Show every line of the records that contains the string "share".

◆ STORED DATA ◆
────────────────────

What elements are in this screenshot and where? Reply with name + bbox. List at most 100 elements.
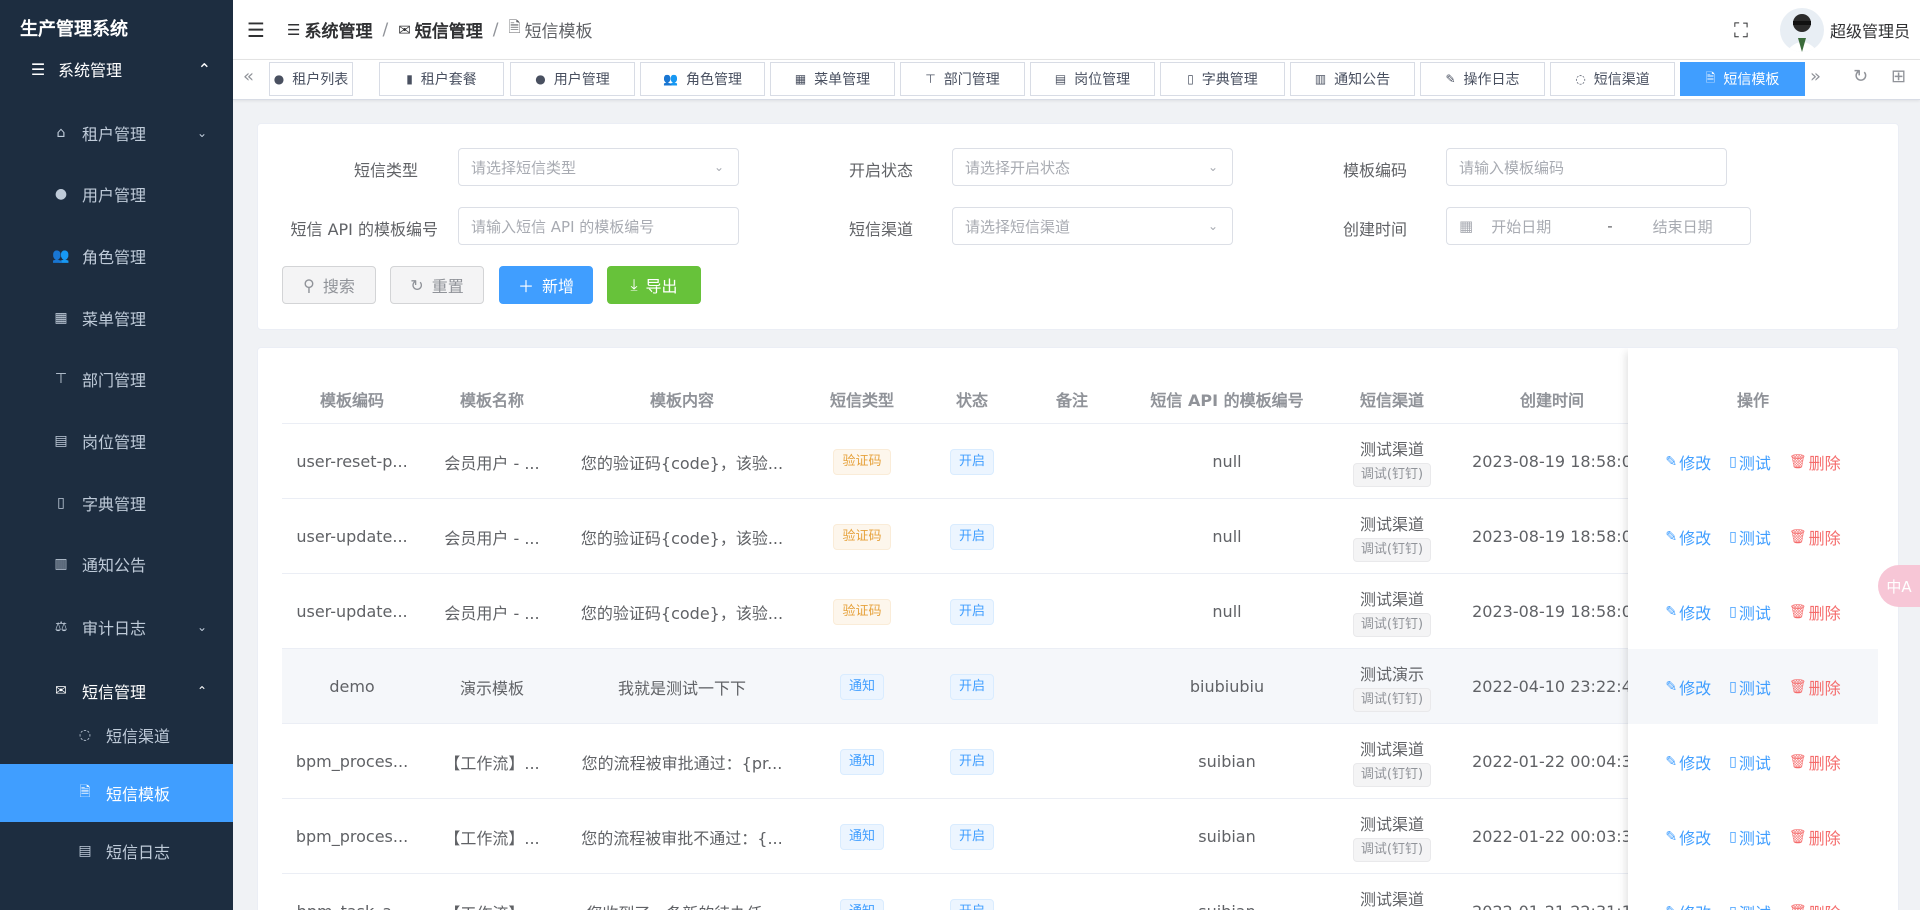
book-icon: ▯ [57,495,65,511]
sidebar-item-5[interactable]: ▤ 岗位管理 [0,412,233,470]
channel-select[interactable]: 请选择短信渠道 ⌄ [952,207,1233,245]
test-button[interactable]: ▯测试 [1729,450,1771,474]
table-cell: 2023-08-19 18:58:0 [1472,452,1632,471]
avatar[interactable] [1779,8,1824,52]
list-icon: ☰ [30,59,46,79]
test-button[interactable]: ▯测试 [1729,525,1771,549]
sidebar-item-0[interactable]: ⌂ 租户管理 ⌄ [0,104,233,162]
delete-button[interactable]: 🗑删除 [1789,825,1841,849]
edit-button[interactable]: ✎修改 [1665,825,1711,849]
status-select[interactable]: 请选择开启状态 ⌄ [952,148,1233,186]
table-cell: 开启 [922,574,1022,649]
tab-7[interactable]: ▯ 字典管理 [1160,62,1285,96]
table-cell: null [1212,602,1242,621]
sidebar-item-3[interactable]: ▦ 菜单管理 [0,289,233,347]
tab-2[interactable]: ● 用户管理 [510,62,635,96]
tab-4[interactable]: ▦ 菜单管理 [770,62,895,96]
users-icon: 👥 [52,248,70,264]
tab-3[interactable]: 👥 角色管理 [640,62,765,96]
edit-button[interactable]: ✎修改 [1665,450,1711,474]
tab-1[interactable]: ▮ 租户套餐 [379,62,504,96]
tab-5[interactable]: ⊤ 部门管理 [900,62,1025,96]
table-cell: 会员用户 - ... [444,528,540,548]
edit-button[interactable]: ✎修改 [1665,600,1711,624]
username[interactable]: 超级管理员 [1830,18,1910,42]
sidebar-item-4[interactable]: ⊤ 部门管理 [0,350,233,408]
hamburger-icon[interactable]: ☰ [247,18,269,42]
edit-button[interactable]: ✎修改 [1665,675,1711,699]
delete-button[interactable]: 🗑删除 [1789,900,1841,910]
edit-button[interactable]: ✎修改 [1665,525,1711,549]
row-actions: ✎修改 ▯测试 🗑删除 [1628,499,1878,574]
tab-10[interactable]: ◌ 短信渠道 [1550,62,1675,96]
sidebar-subitem-0[interactable]: ◌ 短信渠道 [0,706,233,764]
grid-icon[interactable]: ⊞ [1891,66,1906,87]
add-button[interactable]: ＋新增 [499,266,593,304]
tab-9[interactable]: ✎ 操作日志 [1420,62,1545,96]
edit-button[interactable]: ✎修改 [1665,750,1711,774]
table-cell: null [1212,452,1242,471]
tab-8[interactable]: ▥ 通知公告 [1290,62,1415,96]
search-icon: ⚲ [303,275,315,295]
table-cell [1022,424,1122,499]
test-button[interactable]: ▯测试 [1729,600,1771,624]
sidebar-item-2[interactable]: 👥 角色管理 [0,227,233,285]
tab-0[interactable]: ● 租户列表 [269,62,353,96]
search-button[interactable]: ⚲ 搜索 [282,266,376,304]
status-badge: 开启 [949,748,994,775]
chevron-double-right-icon[interactable]: » [1810,66,1821,87]
test-button[interactable]: ▯测试 [1729,900,1771,910]
api-code-input[interactable]: 请输入短信 API 的模板编号 [458,207,739,245]
table-cell: demo [329,677,375,696]
table-cell: 测试渠道调试(钉钉) [1359,890,1424,909]
sidebar-item-1[interactable]: ● 用户管理 [0,165,233,223]
table-cell: user-update... [296,527,408,546]
export-button[interactable]: ⤓ 导出 [607,266,701,304]
phone-icon: ▯ [1729,603,1737,620]
refresh-icon: ↻ [410,275,424,295]
sidebar-subitem-1[interactable]: 🗎 短信模板 [0,764,233,822]
test-button[interactable]: ▯测试 [1729,675,1771,699]
translate-icon[interactable]: 中A [1878,565,1920,607]
chevron-down-icon: ⌄ [1207,219,1218,233]
reset-button[interactable]: ↻ 重置 [390,266,484,304]
sidebar-item-system[interactable]: ☰ 系统管理 ⌃ [0,52,233,86]
test-button[interactable]: ▯测试 [1729,750,1771,774]
end-date-input[interactable]: 结束日期 [1653,216,1713,237]
start-date-input[interactable]: 开始日期 [1491,216,1551,237]
delete-button[interactable]: 🗑删除 [1789,525,1841,549]
phone-icon: ▯ [1729,678,1737,695]
chevron-double-left-icon[interactable]: « [243,66,254,87]
table-cell [1022,799,1122,874]
test-button[interactable]: ▯测试 [1729,825,1771,849]
sidebar-subitem-2[interactable]: ▤ 短信日志 [0,822,233,880]
sidebar-item-6[interactable]: ▯ 字典管理 [0,474,233,532]
column-header: 模板内容 [649,391,714,410]
edit-button[interactable]: ✎修改 [1665,900,1711,910]
table-cell: 会员用户 - ... [444,603,540,623]
refresh-icon[interactable]: ↻ [1853,66,1868,87]
trash-icon: 🗑 [1788,828,1807,845]
tab-11[interactable]: 🗎 短信模板 [1680,62,1805,96]
delete-button[interactable]: 🗑删除 [1789,675,1841,699]
breadcrumb-item[interactable]: ✉ 短信管理 [398,17,483,43]
fullscreen-icon[interactable]: ⛶ [1734,18,1748,42]
tab-6[interactable]: ▤ 岗位管理 [1030,62,1155,96]
delete-button[interactable]: 🗑删除 [1789,600,1841,624]
user-icon: ● [535,72,546,86]
phone-icon: ▯ [1729,753,1737,770]
table-cell: 您的流程被审批不通过：{... [581,828,783,848]
status-badge: 开启 [949,523,994,550]
sms-type-select[interactable]: 请选择短信类型 ⌄ [458,148,739,186]
sidebar-item-8[interactable]: ⚖ 审计日志 ⌄ [0,598,233,656]
date-range-picker[interactable]: ▦ 开始日期 - 结束日期 [1446,207,1751,245]
delete-button[interactable]: 🗑删除 [1789,450,1841,474]
table-cell: 开启 [922,799,1022,874]
chevron-down-icon: ⌄ [196,620,207,634]
delete-button[interactable]: 🗑删除 [1789,750,1841,774]
table-cell: 2023-08-19 18:58:0 [1472,527,1632,546]
breadcrumb-item[interactable]: ☰ 系统管理 [287,17,372,43]
template-code-input[interactable]: 请输入模板编码 [1446,148,1727,186]
sidebar-item-7[interactable]: ▥ 通知公告 [0,535,233,593]
id-card-icon: ▤ [54,433,68,449]
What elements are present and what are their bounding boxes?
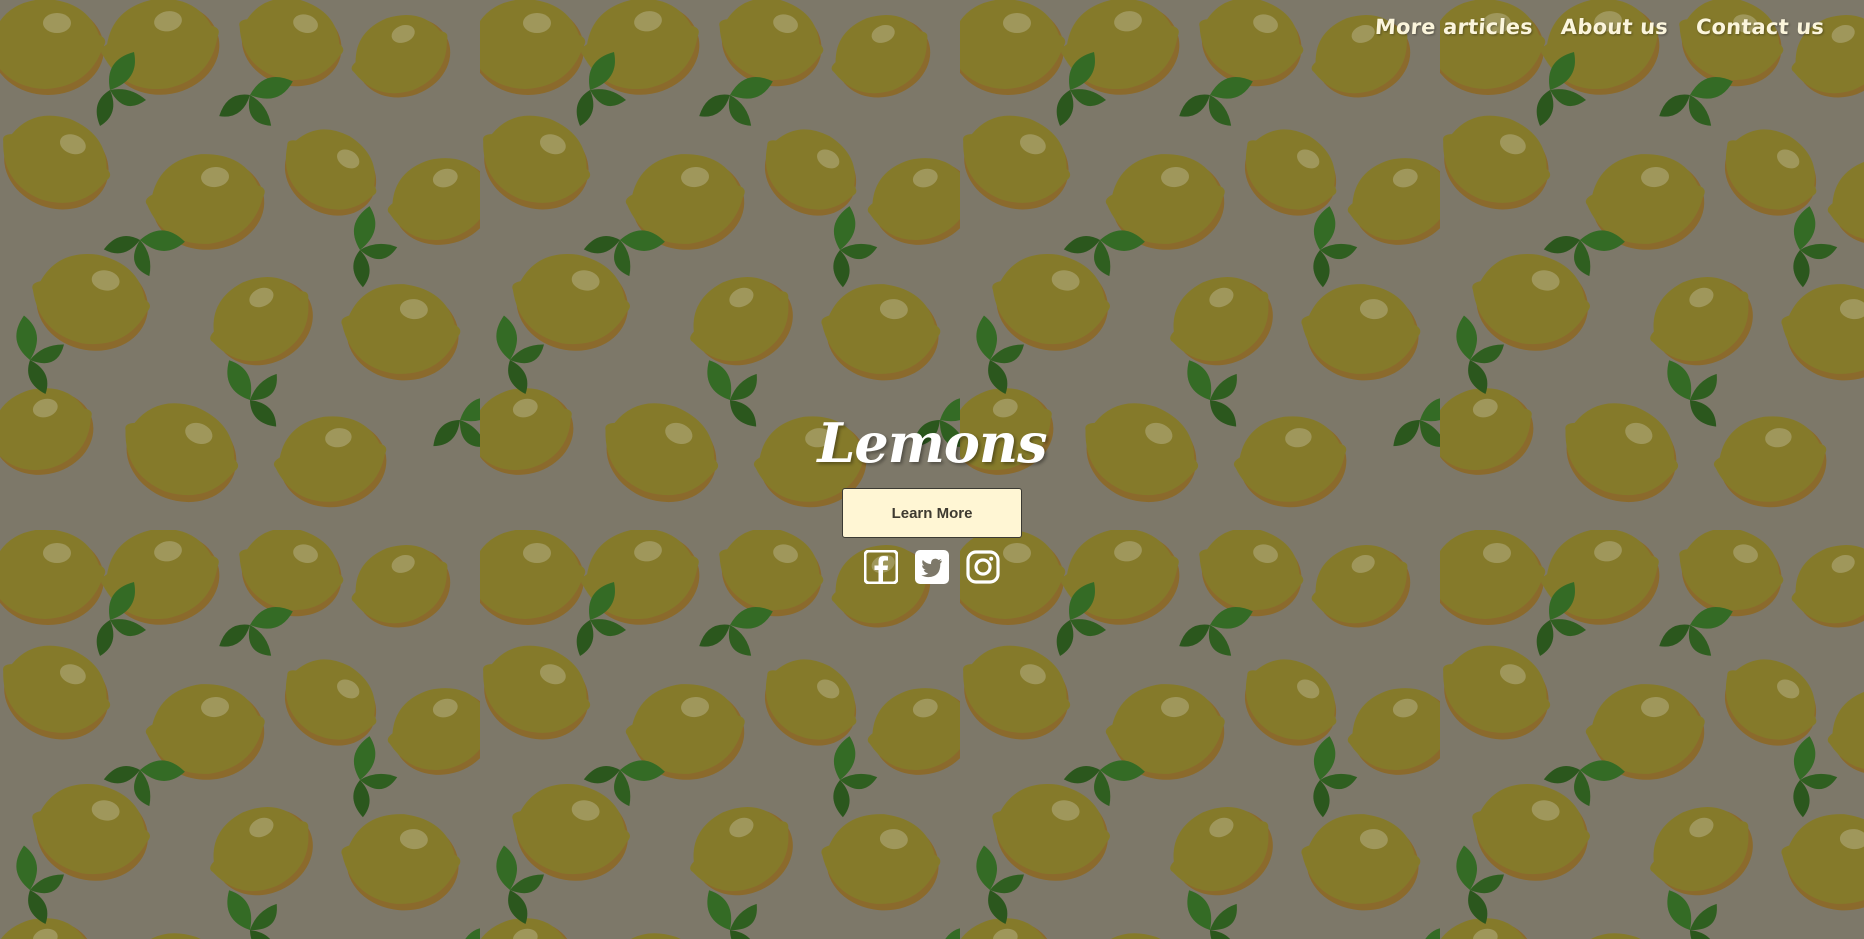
social-links (863, 549, 1000, 585)
nav-more-articles-link[interactable]: More articles (1374, 12, 1534, 42)
facebook-icon[interactable] (863, 549, 899, 585)
instagram-icon[interactable] (966, 550, 1000, 584)
page-title: Lemons (817, 411, 1047, 475)
learn-more-button[interactable]: Learn More (842, 488, 1022, 538)
nav-about-us-link[interactable]: About us (1560, 12, 1669, 42)
nav-contact-us-link[interactable]: Contact us (1695, 12, 1825, 42)
twitter-icon[interactable] (915, 550, 949, 584)
top-nav: More articles About us Contact us (1374, 12, 1825, 42)
hero-section: Lemons Learn More (0, 410, 1864, 585)
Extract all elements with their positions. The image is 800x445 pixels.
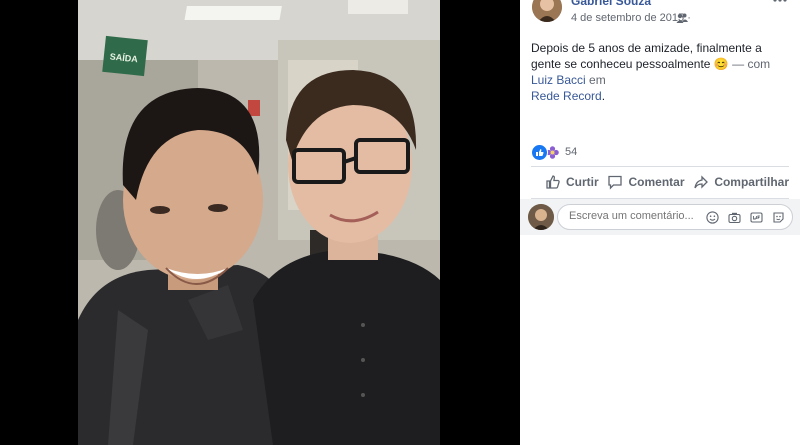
author-avatar[interactable] (532, 0, 562, 22)
comment-icon (608, 175, 623, 190)
thumbs-up-icon (546, 175, 560, 189)
more-options-icon[interactable] (772, 0, 788, 6)
smile-emoji: 😊 (713, 57, 729, 71)
post-caption: Depois de 5 anos de amizade, finalmente … (531, 40, 793, 104)
gif-icon[interactable] (750, 211, 763, 224)
tagged-person-link[interactable]: Luiz Bacci (531, 73, 586, 87)
exit-sign: SAÍDA (102, 35, 148, 77)
share-icon (694, 175, 709, 189)
like-label: Curtir (566, 175, 599, 189)
comment-input[interactable] (567, 209, 701, 223)
share-label: Compartilhar (714, 175, 789, 189)
photo-viewer: SAÍDA (0, 0, 520, 445)
comment-input-wrapper[interactable] (557, 204, 793, 230)
photo-illustration: SAÍDA (78, 0, 440, 445)
divider-top (531, 166, 789, 167)
post-actions: Curtir Comentar Compartilhar (531, 168, 789, 196)
post-photo[interactable]: SAÍDA (78, 0, 440, 445)
with-prefix: — com (732, 57, 771, 71)
post-panel: Gabriel Souza 4 de setembro de 2015 · De… (520, 0, 800, 445)
place-link[interactable]: Rede Record (531, 89, 602, 103)
camera-icon[interactable] (728, 211, 741, 224)
commenter-avatar[interactable] (528, 204, 554, 230)
in-word: em (589, 73, 606, 87)
emoji-icon[interactable] (706, 211, 719, 224)
caption-end: . (601, 89, 606, 103)
comment-button[interactable]: Comentar (607, 174, 685, 190)
comment-label: Comentar (628, 175, 685, 189)
reactions-summary[interactable]: 54 (531, 143, 578, 161)
comment-composer (520, 199, 800, 235)
friends-icon[interactable] (676, 12, 688, 24)
sticker-icon[interactable] (772, 211, 785, 224)
reaction-count: 54 (565, 146, 578, 158)
like-button[interactable]: Curtir (545, 174, 599, 190)
share-button[interactable]: Compartilhar (693, 174, 789, 190)
like-icon (531, 143, 548, 161)
author-name[interactable]: Gabriel Souza (571, 0, 651, 8)
post-date[interactable]: 4 de setembro de 2015 · (571, 12, 691, 24)
post-date-text[interactable]: 4 de setembro de 2015 (571, 12, 684, 24)
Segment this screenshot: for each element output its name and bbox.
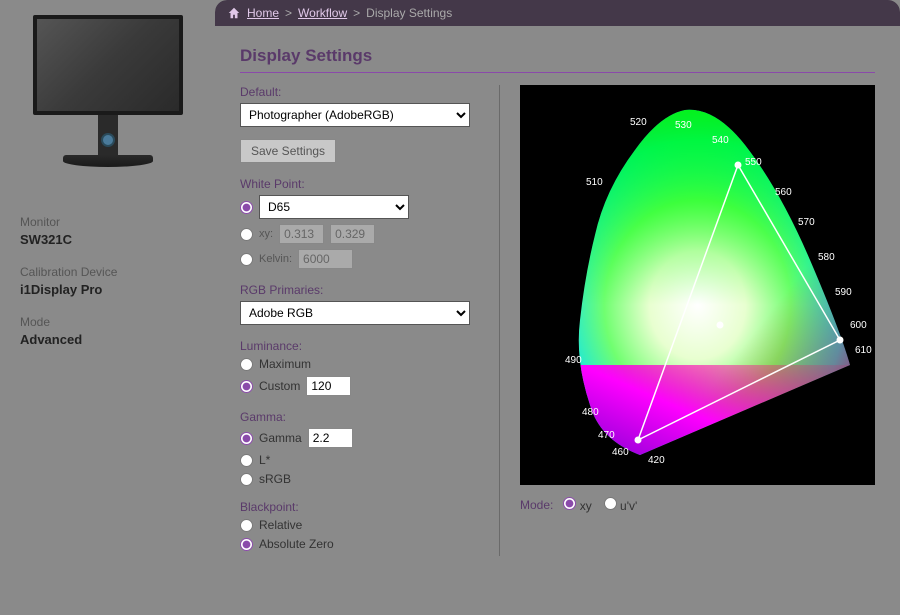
chart-mode-label: Mode: [520, 498, 553, 512]
whitepoint-xy-radio[interactable] [240, 228, 253, 241]
svg-text:510: 510 [586, 177, 603, 188]
blackpoint-label: Blackpoint: [240, 500, 489, 514]
svg-text:490: 490 [565, 355, 582, 366]
chromaticity-diagram: 420 460 470 480 490 510 520 530 540 550 … [520, 85, 875, 485]
breadcrumb-workflow[interactable]: Workflow [298, 6, 347, 20]
monitor-label: Monitor [20, 215, 195, 229]
save-button[interactable]: Save Settings [240, 139, 336, 163]
svg-text:600: 600 [850, 320, 867, 331]
svg-text:520: 520 [630, 117, 647, 128]
luminance-max-label: Maximum [259, 357, 311, 371]
luminance-custom-label: Custom [259, 379, 300, 393]
svg-text:530: 530 [675, 120, 692, 131]
gamma-lstar-label: L* [259, 453, 270, 467]
breadcrumb-home[interactable]: Home [247, 6, 279, 20]
mode-value: Advanced [20, 332, 195, 347]
whitepoint-xy-label: xy: [259, 228, 273, 240]
blackpoint-relative-label: Relative [259, 518, 302, 532]
gamma-label: Gamma: [240, 410, 489, 424]
default-select[interactable]: Photographer (AdobeRGB) [240, 103, 470, 127]
sidebar: Monitor SW321C Calibration Device i1Disp… [0, 0, 215, 615]
svg-text:590: 590 [835, 287, 852, 298]
breadcrumb: Home > Workflow > Display Settings [215, 0, 900, 26]
whitepoint-kelvin-label: Kelvin: [259, 253, 292, 265]
whitepoint-kelvin-radio[interactable] [240, 253, 253, 266]
gamma-value-input[interactable] [308, 428, 353, 448]
whitepoint-kelvin-input[interactable] [298, 249, 353, 269]
svg-text:540: 540 [712, 135, 729, 146]
blackpoint-absolute-radio[interactable] [240, 538, 253, 551]
luminance-max-radio[interactable] [240, 358, 253, 371]
monitor-image [33, 15, 183, 175]
svg-text:610: 610 [855, 345, 872, 356]
blackpoint-absolute-label: Absolute Zero [259, 537, 334, 551]
gamma-srgb-label: sRGB [259, 472, 291, 486]
svg-text:580: 580 [818, 252, 835, 263]
svg-text:560: 560 [775, 187, 792, 198]
svg-text:460: 460 [612, 447, 629, 458]
whitepoint-y-input[interactable] [330, 224, 375, 244]
calibration-device-value: i1Display Pro [20, 282, 195, 297]
whitepoint-preset-radio[interactable] [240, 201, 253, 214]
whitepoint-label: White Point: [240, 177, 489, 191]
home-icon[interactable] [227, 6, 241, 20]
svg-text:470: 470 [598, 430, 615, 441]
chart-mode-xy[interactable]: xy [563, 497, 591, 513]
breadcrumb-separator: > [285, 6, 292, 20]
svg-text:550: 550 [745, 157, 762, 168]
breadcrumb-separator: > [353, 6, 360, 20]
breadcrumb-current: Display Settings [366, 6, 452, 20]
chart-mode-uv[interactable]: u'v' [604, 497, 638, 513]
rgb-primaries-select[interactable]: Adobe RGB [240, 301, 470, 325]
whitepoint-x-input[interactable] [279, 224, 324, 244]
main-panel: Home > Workflow > Display Settings Displ… [215, 0, 900, 615]
monitor-value: SW321C [20, 232, 195, 247]
svg-text:480: 480 [582, 407, 599, 418]
blackpoint-relative-radio[interactable] [240, 519, 253, 532]
gamma-lstar-radio[interactable] [240, 454, 253, 467]
luminance-custom-radio[interactable] [240, 380, 253, 393]
rgb-primaries-label: RGB Primaries: [240, 283, 489, 297]
settings-form: Default: Photographer (AdobeRGB) Save Se… [240, 85, 500, 556]
page-title: Display Settings [240, 46, 875, 73]
default-label: Default: [240, 85, 489, 99]
gamma-gamma-label: Gamma [259, 431, 302, 445]
whitepoint-preset-select[interactable]: D65 [259, 195, 409, 219]
gamma-srgb-radio[interactable] [240, 473, 253, 486]
gamma-gamma-radio[interactable] [240, 432, 253, 445]
mode-label: Mode [20, 315, 195, 329]
calibration-device-label: Calibration Device [20, 265, 195, 279]
chart-column: 420 460 470 480 490 510 520 530 540 550 … [520, 85, 875, 556]
luminance-label: Luminance: [240, 339, 489, 353]
svg-text:570: 570 [798, 217, 815, 228]
svg-text:420: 420 [648, 455, 665, 466]
luminance-custom-input[interactable] [306, 376, 351, 396]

────────────────────

◆ TASK ANSWER ◆
share-icon (694, 175, 709, 189)
share-label: Compartilhar (714, 175, 789, 189)
share-button[interactable]: Compartilhar (693, 174, 789, 190)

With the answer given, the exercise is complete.